## EXERCISE TASK
Identify, in the records below, every line where the string "Portal" appears, and copy each such line.

## LISTED ENTRIES

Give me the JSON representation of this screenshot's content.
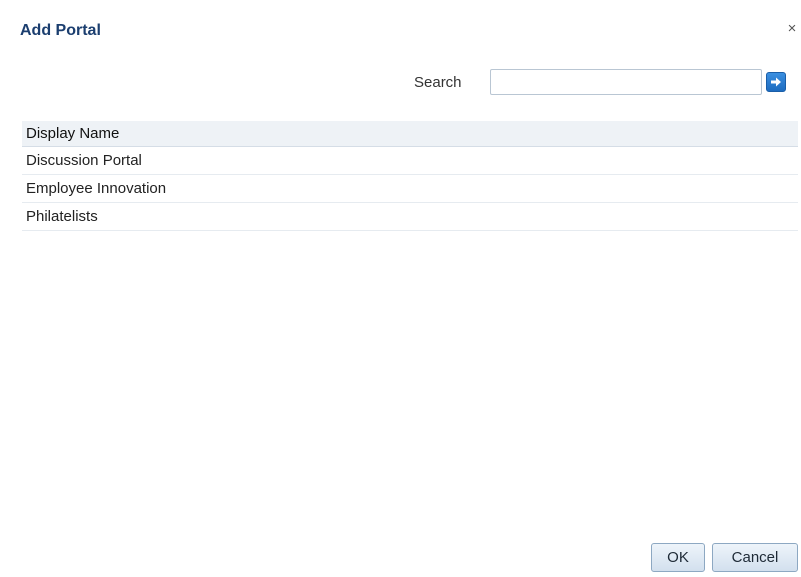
{
  "dialog": {
    "title": "Add Portal",
    "close_label": "×"
  },
  "search": {
    "label": "Search",
    "value": "",
    "placeholder": "",
    "go_icon": "arrow-right-icon",
    "accent_color": "#2878d0"
  },
  "table": {
    "header": "Display Name",
    "rows": [
      "Discussion Portal",
      "Employee Innovation",
      "Philatelists"
    ]
  },
  "footer": {
    "ok_label": "OK",
    "cancel_label": "Cancel"
  }
}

## SOLUTION BELOW
    "title": "Add Portal",
      "Discussion Portal",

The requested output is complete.